BEGIN Supplied data

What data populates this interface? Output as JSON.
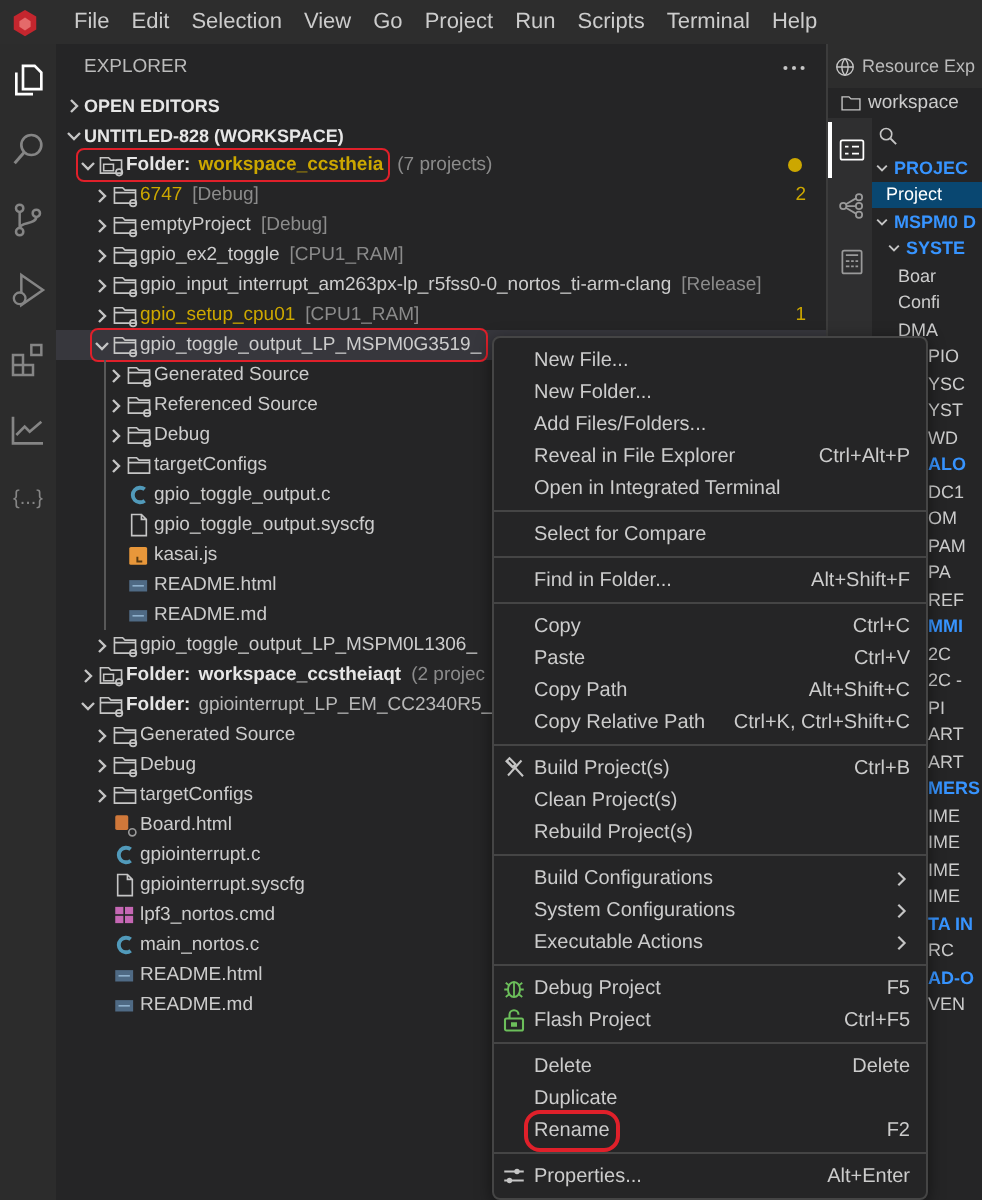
{
  "menu_bar": {
    "items": [
      "File",
      "Edit",
      "Selection",
      "View",
      "Go",
      "Project",
      "Run",
      "Scripts",
      "Terminal",
      "Help"
    ]
  },
  "activity_bar": [
    {
      "selected": true
    },
    {
      "selected": false
    },
    {
      "selected": false
    },
    {
      "selected": false
    },
    {
      "selected": false
    },
    {
      "selected": false
    },
    {
      "glyph": "{...}",
      "selected": false
    }
  ],
  "explorer": {
    "title": "EXPLORER",
    "sections": [
      {
        "kind": "section",
        "label": "OPEN EDITORS",
        "expanded": false
      },
      {
        "kind": "section",
        "label": "UNTITLED-828 (WORKSPACE)",
        "expanded": true,
        "children": [
          {
            "kind": "folder",
            "prefix": "Folder:",
            "label": "workspace_ccstheia",
            "description": "(7 projects)",
            "expanded": true,
            "modified": true,
            "outlined": true,
            "children": [
              {
                "kind": "project",
                "label": "6747",
                "description": "[Debug]",
                "expanded": false,
                "modified": true,
                "badge": "2"
              },
              {
                "kind": "project",
                "label": "emptyProject",
                "description": "[Debug]",
                "expanded": false,
                "modified": false
              },
              {
                "kind": "project",
                "label": "gpio_ex2_toggle",
                "description": "[CPU1_RAM]",
                "expanded": false,
                "modified": false
              },
              {
                "kind": "project",
                "label": "gpio_input_interrupt_am263px-lp_r5fss0-0_nortos_ti-arm-clang",
                "description": "[Release]",
                "expanded": false,
                "modified": false
              },
              {
                "kind": "project",
                "label": "gpio_setup_cpu01",
                "description": "[CPU1_RAM]",
                "expanded": false,
                "modified": true,
                "badge": "1"
              },
              {
                "kind": "project",
                "label": "gpio_toggle_output_LP_MSPM0G3519_",
                "expanded": true,
                "modified": false,
                "selected": true,
                "outlined": true,
                "children": [
                  {
                    "kind": "dir",
                    "label": "Generated Source",
                    "expanded": false
                  },
                  {
                    "kind": "dir",
                    "label": "Referenced Source",
                    "expanded": false
                  },
                  {
                    "kind": "dir",
                    "label": "Debug",
                    "expanded": false
                  },
                  {
                    "kind": "config-dir",
                    "label": "targetConfigs",
                    "expanded": false
                  },
                  {
                    "kind": "c-file",
                    "label": "gpio_toggle_output.c"
                  },
                  {
                    "kind": "text-file",
                    "label": "gpio_toggle_output.syscfg"
                  },
                  {
                    "kind": "js-file",
                    "label": "kasai.js"
                  },
                  {
                    "kind": "doc-file",
                    "label": "README.html"
                  },
                  {
                    "kind": "doc-file",
                    "label": "README.md"
                  }
                ]
              },
              {
                "kind": "project",
                "label": "gpio_toggle_output_LP_MSPM0L1306_",
                "expanded": false,
                "modified": false
              }
            ]
          },
          {
            "kind": "folder",
            "prefix": "Folder:",
            "label": "workspace_ccstheiaqt",
            "description": "(2 projec",
            "expanded": false,
            "modified": false
          },
          {
            "kind": "project-folder",
            "prefix": "Folder:",
            "label": "gpiointerrupt_LP_EM_CC2340R5_",
            "expanded": true,
            "modified": false,
            "children": [
              {
                "kind": "dir",
                "label": "Generated Source",
                "expanded": false
              },
              {
                "kind": "dir",
                "label": "Debug",
                "expanded": false
              },
              {
                "kind": "config-dir",
                "label": "targetConfigs",
                "expanded": false
              },
              {
                "kind": "board-file",
                "label": "Board.html"
              },
              {
                "kind": "c-file",
                "label": "gpiointerrupt.c"
              },
              {
                "kind": "text-file",
                "label": "gpiointerrupt.syscfg"
              },
              {
                "kind": "cmd-file",
                "label": "lpf3_nortos.cmd"
              },
              {
                "kind": "c-file",
                "label": "main_nortos.c"
              },
              {
                "kind": "doc-file",
                "label": "README.html"
              },
              {
                "kind": "doc-file",
                "label": "README.md"
              }
            ]
          }
        ]
      }
    ]
  },
  "resource_explorer": {
    "tab": "Resource Exp",
    "breadcrumb": "workspace",
    "side_icons": [
      {
        "selected": true
      },
      {
        "selected": false
      },
      {
        "selected": false
      }
    ],
    "tree": [
      {
        "kind": "header",
        "label": "PROJEC",
        "expanded": true,
        "children": [
          {
            "kind": "item",
            "label": "Project",
            "selected": true
          }
        ]
      },
      {
        "kind": "header",
        "label": "MSPM0 D",
        "expanded": true,
        "children": [
          {
            "kind": "header",
            "label": "SYSTE",
            "expanded": true,
            "children": [
              {
                "kind": "item",
                "label": "Boar"
              },
              {
                "kind": "item",
                "label": "Confi"
              },
              {
                "kind": "item",
                "label": "DMA"
              },
              {
                "kind": "item",
                "label": "PIO",
                "cut": true
              },
              {
                "kind": "item",
                "label": "YSC",
                "cut": true
              },
              {
                "kind": "item",
                "label": "YST",
                "cut": true
              },
              {
                "kind": "item",
                "label": "WD",
                "cut": true
              }
            ]
          },
          {
            "kind": "header",
            "label": "ALO",
            "cut": true,
            "children": [
              {
                "kind": "item",
                "label": "DC1",
                "cut": true
              },
              {
                "kind": "item",
                "label": "OM",
                "cut": true
              },
              {
                "kind": "item",
                "label": "PAM",
                "cut": true
              },
              {
                "kind": "item",
                "label": "PA",
                "cut": true
              },
              {
                "kind": "item",
                "label": "REF",
                "cut": true
              }
            ]
          },
          {
            "kind": "header",
            "label": "MMI",
            "cut": true,
            "children": [
              {
                "kind": "item",
                "label": "2C",
                "cut": true
              },
              {
                "kind": "item",
                "label": "2C -",
                "cut": true
              },
              {
                "kind": "item",
                "label": "PI",
                "cut": true
              },
              {
                "kind": "item",
                "label": "ART",
                "cut": true
              },
              {
                "kind": "item",
                "label": "ART",
                "cut": true
              }
            ]
          },
          {
            "kind": "header",
            "label": "MERS",
            "cut": true,
            "children": [
              {
                "kind": "item",
                "label": "IME",
                "cut": true
              },
              {
                "kind": "item",
                "label": "IME",
                "cut": true
              },
              {
                "kind": "item",
                "label": "IME",
                "cut": true
              },
              {
                "kind": "item",
                "label": "IME",
                "cut": true
              }
            ]
          },
          {
            "kind": "header",
            "label": "TA IN",
            "cut": true,
            "children": [
              {
                "kind": "item",
                "label": "RC",
                "cut": true
              }
            ]
          },
          {
            "kind": "header",
            "label": "AD-O",
            "cut": true,
            "children": [
              {
                "kind": "item",
                "label": "VEN",
                "cut": true
              }
            ]
          }
        ]
      }
    ]
  },
  "context_menu": {
    "groups": [
      [
        {
          "label": "New File..."
        },
        {
          "label": "New Folder..."
        },
        {
          "label": "Add Files/Folders..."
        },
        {
          "label": "Reveal in File Explorer",
          "shortcut": "Ctrl+Alt+P"
        },
        {
          "label": "Open in Integrated Terminal"
        }
      ],
      [
        {
          "label": "Select for Compare"
        }
      ],
      [
        {
          "label": "Find in Folder...",
          "shortcut": "Alt+Shift+F"
        }
      ],
      [
        {
          "label": "Copy",
          "shortcut": "Ctrl+C"
        },
        {
          "label": "Paste",
          "shortcut": "Ctrl+V"
        },
        {
          "label": "Copy Path",
          "shortcut": "Alt+Shift+C"
        },
        {
          "label": "Copy Relative Path",
          "shortcut": "Ctrl+K, Ctrl+Shift+C"
        }
      ],
      [
        {
          "kind": "build",
          "label": "Build Project(s)",
          "shortcut": "Ctrl+B"
        },
        {
          "label": "Clean Project(s)"
        },
        {
          "label": "Rebuild Project(s)"
        }
      ],
      [
        {
          "label": "Build Configurations",
          "submenu": true
        },
        {
          "label": "System Configurations",
          "submenu": true
        },
        {
          "label": "Executable Actions",
          "submenu": true
        }
      ],
      [
        {
          "kind": "debug",
          "label": "Debug Project",
          "shortcut": "F5"
        },
        {
          "kind": "flash",
          "label": "Flash Project",
          "shortcut": "Ctrl+F5"
        }
      ],
      [
        {
          "label": "Delete",
          "shortcut": "Delete"
        },
        {
          "label": "Duplicate"
        },
        {
          "label": "Rename",
          "shortcut": "F2",
          "outlined": true
        }
      ],
      [
        {
          "kind": "properties",
          "label": "Properties...",
          "shortcut": "Alt+Enter"
        }
      ]
    ]
  }
}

END Supplied data

*Written request:* Collect, from the material above, every line containing the word "outlined".

*Reply:*
            "outlined": true,
                "outlined": true,
          "outlined": true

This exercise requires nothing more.